----- EXCERPT PROVIDED

Academics say they have no recollection of such intellectual luminaries joining hands to publicly discuss a controversy started by one of their peers. That they have done so through the columns of the largest circulated newspaper in the location of Harvard is a measure of the toll the controversy surrounding Summers is taking of the oldest institution of higher learning in the US.
Summers, a distinguished economist who was US treasury secretary during Bill Clinton's presidency, has already been reduced to a pathetic figure, grovelling with explanations and apology after apology in the face of a relentless onslaught on him by feminists and liberals.
'Despite reports to the contrary, I did not say, and I do not believe, that girls are intellectually less able than boys, or that women lack the ability to succeed at the highest levels of science,' Summers said in a posting on the university's website as the controversy mushroomed.

----------
----- INFORMATION SUPPLIED

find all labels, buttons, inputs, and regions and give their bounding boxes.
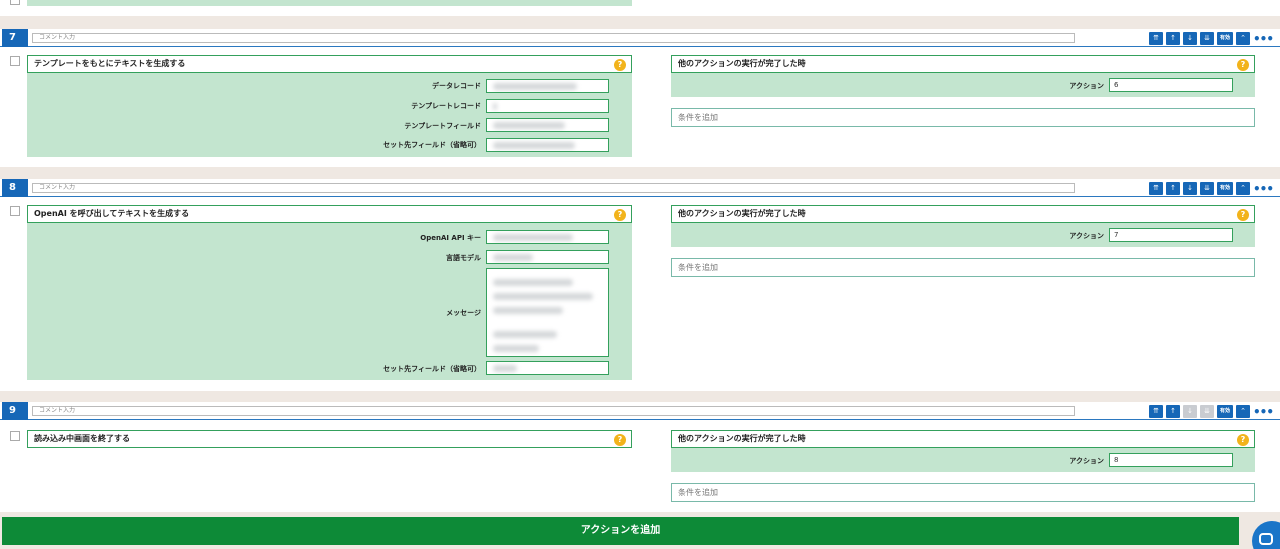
condition-title: 他のアクションの実行が完了した時 ? (671, 205, 1255, 223)
action-title: OpenAI を呼び出してテキストを生成する ? (27, 205, 632, 223)
action-block-7: 7 コメント入力 ⇈ ↑ ↓ ⇊ 有効 ⌃ ••• テンプレートをもとにテキスト… (0, 29, 1280, 167)
condition-title-text: 他のアクションの実行が完了した時 (678, 434, 806, 443)
action-title-text: OpenAI を呼び出してテキストを生成する (34, 209, 190, 218)
add-condition-input[interactable]: 条件を追加 (671, 483, 1255, 502)
action-number: 7 (2, 29, 28, 47)
action-settings-panel: 読み込み中画面を終了する ? (27, 430, 632, 448)
action-select-checkbox[interactable] (10, 206, 20, 216)
condition-title: 他のアクションの実行が完了した時 ? (671, 430, 1255, 448)
action-toolbar: ⇈ ↑ ↓ ⇊ 有効 ⌃ ••• (1149, 405, 1274, 418)
field-label: メッセージ (446, 309, 481, 317)
field-label: テンプレートレコード (411, 102, 481, 110)
move-top-button[interactable]: ⇈ (1149, 405, 1163, 418)
field-label: セット先フィールド（省略可） (383, 365, 481, 373)
enable-toggle[interactable]: 有効 (1217, 32, 1233, 45)
help-icon[interactable]: ? (1237, 59, 1249, 71)
data-record-field[interactable] (486, 79, 609, 93)
previous-action-tail (0, 0, 1280, 16)
previous-action-checkbox[interactable] (10, 0, 20, 5)
move-down-button[interactable]: ↓ (1183, 32, 1197, 45)
enable-toggle[interactable]: 有効 (1217, 182, 1233, 195)
move-bottom-button[interactable]: ⇊ (1200, 32, 1214, 45)
field-label: データレコード (432, 82, 481, 90)
more-menu-icon[interactable]: ••• (1253, 33, 1274, 45)
language-model-field[interactable] (486, 250, 609, 264)
chat-widget-button[interactable] (1252, 521, 1280, 549)
field-label: 言語モデル (446, 254, 481, 262)
help-icon[interactable]: ? (1237, 209, 1249, 221)
move-top-button[interactable]: ⇈ (1149, 32, 1163, 45)
help-icon[interactable]: ? (614, 434, 626, 446)
chat-bubble-icon (1259, 533, 1273, 545)
move-up-button[interactable]: ↑ (1166, 182, 1180, 195)
collapse-button[interactable]: ⌃ (1236, 182, 1250, 195)
condition-action-label: アクション (1069, 457, 1104, 465)
move-bottom-button: ⇊ (1200, 405, 1214, 418)
condition-panel: 他のアクションの実行が完了した時 ? アクション 8 条件を追加 (671, 430, 1255, 505)
condition-action-label: アクション (1069, 232, 1104, 240)
condition-action-row: アクション 8 (671, 448, 1255, 472)
more-menu-icon[interactable]: ••• (1253, 406, 1274, 418)
move-down-button[interactable]: ↓ (1183, 182, 1197, 195)
action-settings-panel: OpenAI を呼び出してテキストを生成する ? OpenAI API キー 言… (27, 205, 632, 380)
condition-action-row: アクション 6 (671, 73, 1255, 97)
condition-action-input[interactable]: 7 (1109, 228, 1233, 242)
target-field-field[interactable] (486, 138, 609, 152)
action-block-9: 9 コメント入力 ⇈ ↑ ↓ ⇊ 有効 ⌃ ••• 読み込み中画面を終了する ?… (0, 402, 1280, 512)
condition-action-input[interactable]: 6 (1109, 78, 1233, 92)
action-select-checkbox[interactable] (10, 56, 20, 66)
condition-title-text: 他のアクションの実行が完了した時 (678, 59, 806, 68)
condition-action-input[interactable]: 8 (1109, 453, 1233, 467)
api-key-field[interactable] (486, 230, 609, 244)
condition-title: 他のアクションの実行が完了した時 ? (671, 55, 1255, 73)
action-toolbar: ⇈ ↑ ↓ ⇊ 有効 ⌃ ••• (1149, 32, 1274, 45)
template-record-field[interactable] (486, 99, 609, 113)
action-title-text: テンプレートをもとにテキストを生成する (34, 59, 186, 68)
add-action-button[interactable]: アクションを追加 (2, 517, 1239, 545)
action-select-checkbox[interactable] (10, 431, 20, 441)
collapse-button[interactable]: ⌃ (1236, 405, 1250, 418)
field-label: セット先フィールド（省略可） (383, 141, 481, 149)
add-condition-input[interactable]: 条件を追加 (671, 108, 1255, 127)
more-menu-icon[interactable]: ••• (1253, 183, 1274, 195)
move-up-button[interactable]: ↑ (1166, 405, 1180, 418)
help-icon[interactable]: ? (614, 59, 626, 71)
action-toolbar: ⇈ ↑ ↓ ⇊ 有効 ⌃ ••• (1149, 182, 1274, 195)
collapse-button[interactable]: ⌃ (1236, 32, 1250, 45)
field-label: テンプレートフィールド (404, 122, 481, 130)
target-field-field[interactable] (486, 361, 609, 375)
condition-panel: 他のアクションの実行が完了した時 ? アクション 7 条件を追加 (671, 205, 1255, 280)
action-title: 読み込み中画面を終了する ? (27, 430, 632, 448)
action-header: 9 コメント入力 ⇈ ↑ ↓ ⇊ 有効 ⌃ ••• (0, 402, 1280, 420)
comment-input[interactable]: コメント入力 (32, 406, 1075, 416)
move-bottom-button[interactable]: ⇊ (1200, 182, 1214, 195)
move-top-button[interactable]: ⇈ (1149, 182, 1163, 195)
move-down-button: ↓ (1183, 405, 1197, 418)
enable-toggle[interactable]: 有効 (1217, 405, 1233, 418)
comment-input[interactable]: コメント入力 (32, 183, 1075, 193)
action-header: 7 コメント入力 ⇈ ↑ ↓ ⇊ 有効 ⌃ ••• (0, 29, 1280, 47)
action-title: テンプレートをもとにテキストを生成する ? (27, 55, 632, 73)
condition-action-label: アクション (1069, 82, 1104, 90)
help-icon[interactable]: ? (1237, 434, 1249, 446)
comment-input[interactable]: コメント入力 (32, 33, 1075, 43)
help-icon[interactable]: ? (614, 209, 626, 221)
previous-action-panel-tail (27, 0, 632, 6)
add-condition-input[interactable]: 条件を追加 (671, 258, 1255, 277)
message-textarea[interactable] (486, 268, 609, 357)
field-label: OpenAI API キー (420, 234, 481, 242)
action-number: 9 (2, 402, 28, 420)
action-settings-panel: テンプレートをもとにテキストを生成する ? データレコード テンプレートレコード… (27, 55, 632, 157)
action-block-8: 8 コメント入力 ⇈ ↑ ↓ ⇊ 有効 ⌃ ••• OpenAI を呼び出してテ… (0, 179, 1280, 391)
move-up-button[interactable]: ↑ (1166, 32, 1180, 45)
condition-action-row: アクション 7 (671, 223, 1255, 247)
action-title-text: 読み込み中画面を終了する (34, 434, 130, 443)
template-field-field[interactable] (486, 118, 609, 132)
action-header: 8 コメント入力 ⇈ ↑ ↓ ⇊ 有効 ⌃ ••• (0, 179, 1280, 197)
condition-title-text: 他のアクションの実行が完了した時 (678, 209, 806, 218)
condition-panel: 他のアクションの実行が完了した時 ? アクション 6 条件を追加 (671, 55, 1255, 130)
action-number: 8 (2, 179, 28, 197)
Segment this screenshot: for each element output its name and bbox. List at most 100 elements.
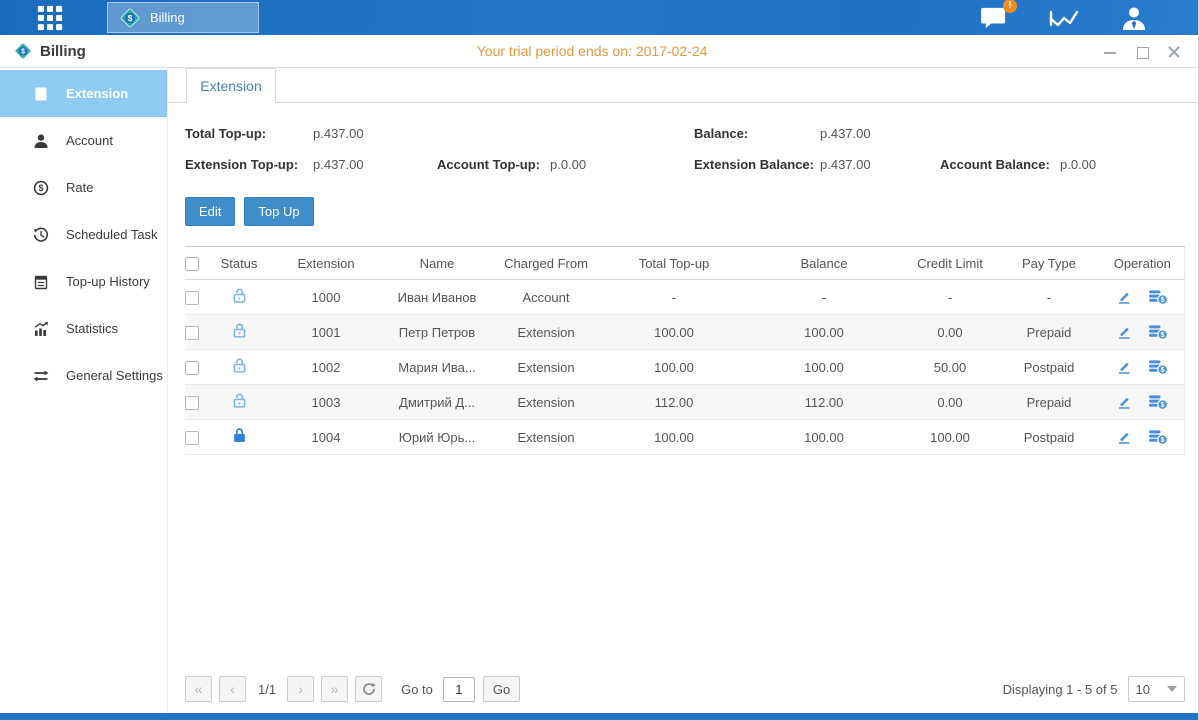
sidebar-item-topup-history[interactable]: Top-up History xyxy=(0,258,167,305)
cell-pay-type: Prepaid xyxy=(997,315,1101,350)
top-up-row-icon[interactable]: $ xyxy=(1148,359,1168,375)
cell-balance: - xyxy=(745,280,903,315)
col-name: Name xyxy=(385,247,489,280)
next-page-button[interactable]: › xyxy=(287,676,314,702)
edit-row-icon[interactable] xyxy=(1116,429,1132,445)
last-page-button[interactable]: » xyxy=(321,676,348,702)
edit-button[interactable]: Edit xyxy=(185,197,235,226)
extension-topup-label: Extension Top-up: xyxy=(185,157,313,172)
col-balance: Balance xyxy=(745,247,903,280)
edit-row-icon[interactable] xyxy=(1116,289,1132,305)
dollar-circle-icon: $ xyxy=(33,180,49,196)
svg-text:$: $ xyxy=(1161,297,1165,304)
notifications-button[interactable]: ! xyxy=(978,5,1010,31)
notification-badge: ! xyxy=(1003,0,1017,13)
apps-grid-icon[interactable] xyxy=(35,3,65,33)
table-row[interactable]: 1003 Дмитрий Д... Extension 112.00 112.0… xyxy=(185,385,1184,420)
go-button[interactable]: Go xyxy=(483,676,520,702)
cell-pay-type: Postpaid xyxy=(997,350,1101,385)
top-up-row-icon[interactable]: $ xyxy=(1148,429,1168,445)
cell-pay-type: Postpaid xyxy=(997,420,1101,455)
unlocked-icon xyxy=(231,392,248,409)
sidebar-item-scheduled-task[interactable]: Scheduled Task xyxy=(0,211,167,258)
svg-text:$: $ xyxy=(1161,402,1165,409)
table-row[interactable]: 1001 Петр Петров Extension 100.00 100.00… xyxy=(185,315,1184,350)
cell-charged-from: Extension xyxy=(489,315,603,350)
sidebar-item-rate[interactable]: $ Rate xyxy=(0,164,167,211)
sidebar-item-general-settings[interactable]: General Settings xyxy=(0,352,167,399)
top-up-row-icon[interactable]: $ xyxy=(1148,289,1168,305)
cell-extension: 1003 xyxy=(267,385,385,420)
tab-extension[interactable]: Extension xyxy=(186,68,276,103)
top-up-row-icon[interactable]: $ xyxy=(1148,324,1168,340)
first-page-button[interactable]: « xyxy=(185,676,212,702)
svg-text:$: $ xyxy=(1161,437,1165,444)
minimize-button[interactable] xyxy=(1102,44,1118,60)
page-size-dropdown[interactable]: 10 xyxy=(1128,676,1185,702)
extension-balance-value: p.437.00 xyxy=(820,157,940,172)
sidebar-item-label: Statistics xyxy=(66,321,118,336)
sidebar-item-label: Top-up History xyxy=(66,274,150,289)
table-row[interactable]: 1000 Иван Иванов Account - - - - xyxy=(185,280,1184,315)
edit-row-icon[interactable] xyxy=(1116,394,1132,410)
balance-summary: Total Top-up: p.437.00 Balance: p.437.00… xyxy=(185,118,1185,180)
col-total-topup: Total Top-up xyxy=(603,247,745,280)
cell-name: Петр Петров xyxy=(385,315,489,350)
row-checkbox[interactable] xyxy=(185,396,199,410)
sidebar-item-label: Scheduled Task xyxy=(66,227,158,242)
cell-name: Юрий Юрь... xyxy=(385,420,489,455)
row-checkbox[interactable] xyxy=(185,431,199,445)
top-up-row-icon[interactable]: $ xyxy=(1148,394,1168,410)
sidebar-item-statistics[interactable]: Statistics xyxy=(0,305,167,352)
page-size-value: 10 xyxy=(1136,682,1150,697)
unlocked-icon xyxy=(231,287,248,304)
reports-button[interactable] xyxy=(1048,5,1080,31)
maximize-button[interactable] xyxy=(1134,44,1150,60)
top-up-button[interactable]: Top Up xyxy=(244,197,313,226)
cell-name: Иван Иванов xyxy=(385,280,489,315)
row-checkbox[interactable] xyxy=(185,291,199,305)
taskbar-tab-billing[interactable]: $ Billing xyxy=(107,2,259,33)
close-button[interactable] xyxy=(1166,44,1182,60)
prev-page-button[interactable]: ‹ xyxy=(219,676,246,702)
cell-name: Мария Ива... xyxy=(385,350,489,385)
top-taskbar: $ Billing ! xyxy=(0,0,1198,35)
edit-row-icon[interactable] xyxy=(1116,359,1132,375)
cell-charged-from: Extension xyxy=(489,350,603,385)
cell-extension: 1004 xyxy=(267,420,385,455)
cell-balance: 100.00 xyxy=(745,350,903,385)
ledger-icon xyxy=(33,274,49,290)
sidebar-item-account[interactable]: Account xyxy=(0,117,167,164)
cell-pay-type: Prepaid xyxy=(997,385,1101,420)
svg-text:$: $ xyxy=(128,14,133,23)
cell-charged-from: Extension xyxy=(489,385,603,420)
billing-diamond-icon: $ xyxy=(13,41,33,61)
sidebar-item-label: Extension xyxy=(66,86,128,101)
cell-extension: 1001 xyxy=(267,315,385,350)
svg-text:$: $ xyxy=(21,49,25,56)
svg-text:$: $ xyxy=(38,183,43,193)
taskbar-tab-label: Billing xyxy=(150,10,185,25)
row-checkbox[interactable] xyxy=(185,361,199,375)
edit-row-icon[interactable] xyxy=(1116,324,1132,340)
select-all-checkbox[interactable] xyxy=(185,257,199,271)
balance-label: Balance: xyxy=(694,126,820,141)
cell-credit-limit: 100.00 xyxy=(903,420,997,455)
goto-page-input[interactable] xyxy=(443,677,475,702)
user-menu-button[interactable] xyxy=(1118,5,1150,31)
cell-credit-limit: 0.00 xyxy=(903,315,997,350)
table-row[interactable]: 1004 Юрий Юрь... Extension 100.00 100.00… xyxy=(185,420,1184,455)
table-row[interactable]: 1002 Мария Ива... Extension 100.00 100.0… xyxy=(185,350,1184,385)
sidebar-item-extension[interactable]: Extension xyxy=(0,70,167,117)
cell-charged-from: Account xyxy=(489,280,603,315)
extension-table-body: 1000 Иван Иванов Account - - - - xyxy=(185,280,1184,455)
billing-diamond-icon: $ xyxy=(118,6,142,30)
grid-icon xyxy=(37,5,63,31)
refresh-button[interactable] xyxy=(355,676,382,702)
cell-total-topup: 100.00 xyxy=(603,350,745,385)
col-credit-limit: Credit Limit xyxy=(903,247,997,280)
table-header-row: Status Extension Name Charged From Total… xyxy=(185,247,1184,280)
tab-strip: Extension xyxy=(168,68,1199,103)
row-checkbox[interactable] xyxy=(185,326,199,340)
total-topup-label: Total Top-up: xyxy=(185,126,313,141)
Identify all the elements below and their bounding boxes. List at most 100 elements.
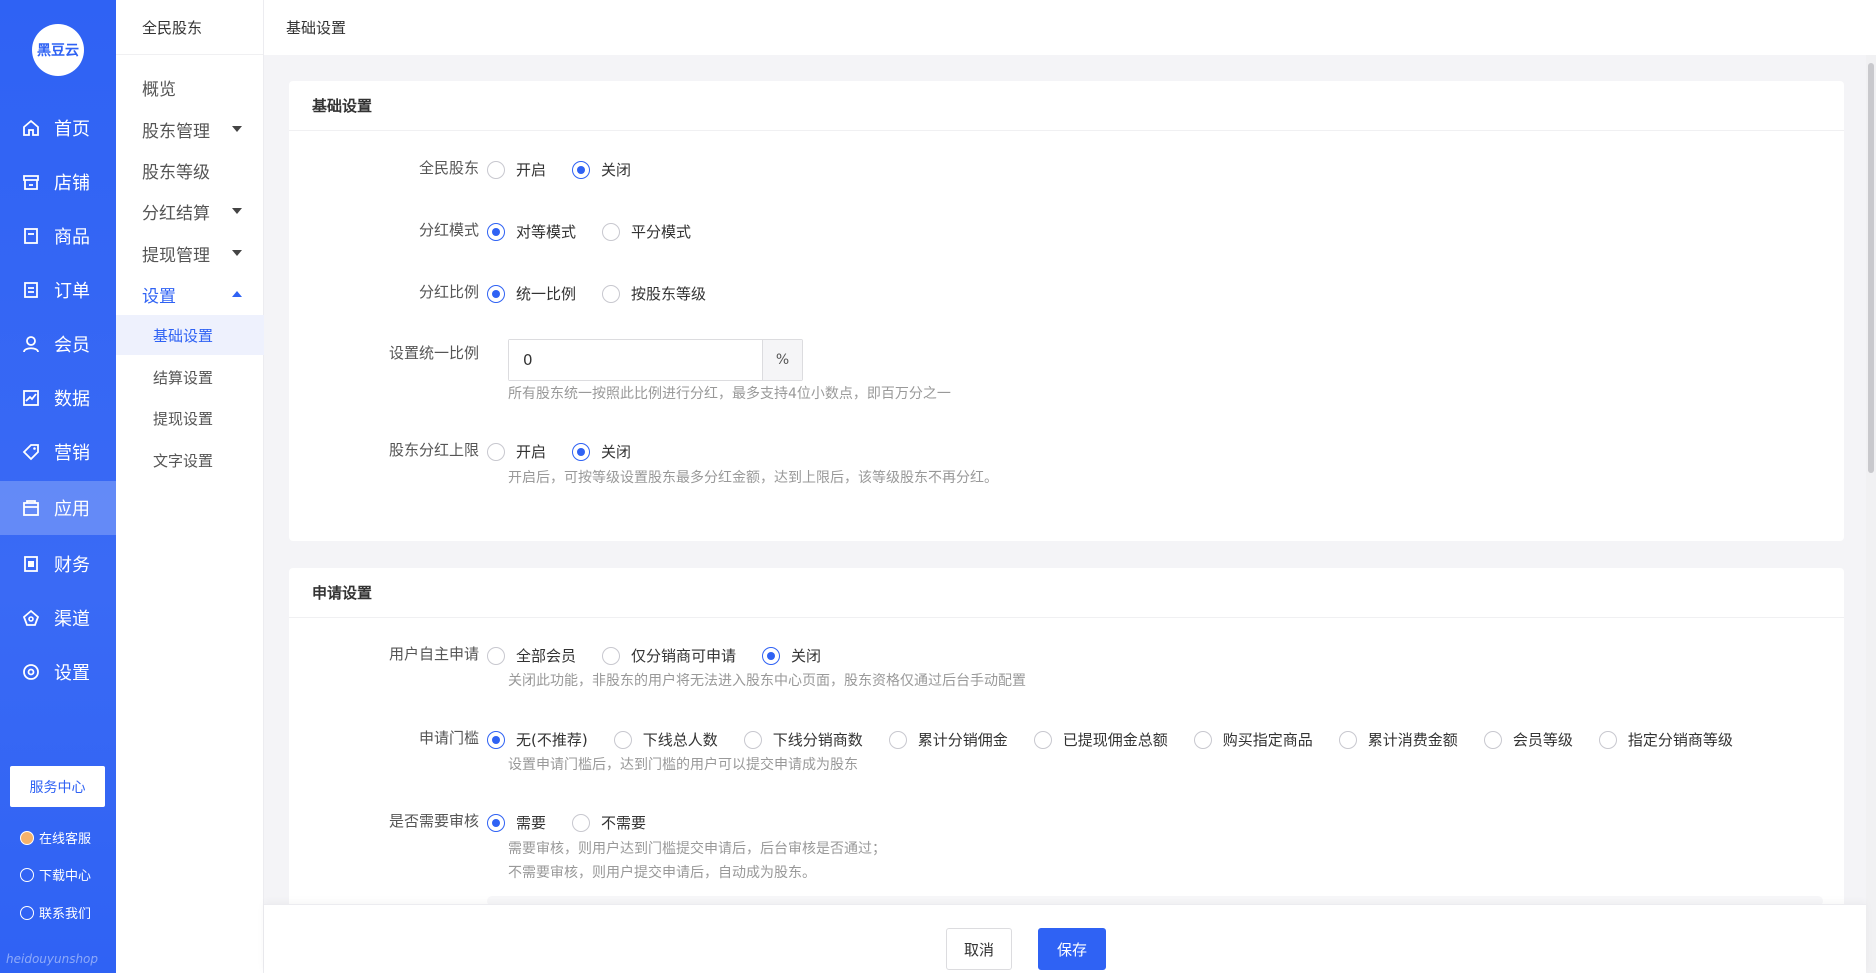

----------

_INSTRUCTIONS TO FOLLOW_
Reproduce the passage on the Summers controversy at Harvard word for word, from "Summers, a distinguished" up to and including "the controversy mushroomed.".

_TASK ANSWER_
Summers, a distinguished economist who was US treasury secretary during Bill Clinton's presidency, has already been reduced to a pathetic figure, grovelling with explanations and apology after apology in the face of a relentless onslaught on him by feminists and liberals.
'Despite reports to the contrary, I did not say, and I do not believe, that girls are intellectually less able than boys, or that women lack the ability to succeed at the highest levels of science,' Summers said in a posting on the university's website as the controversy mushroomed.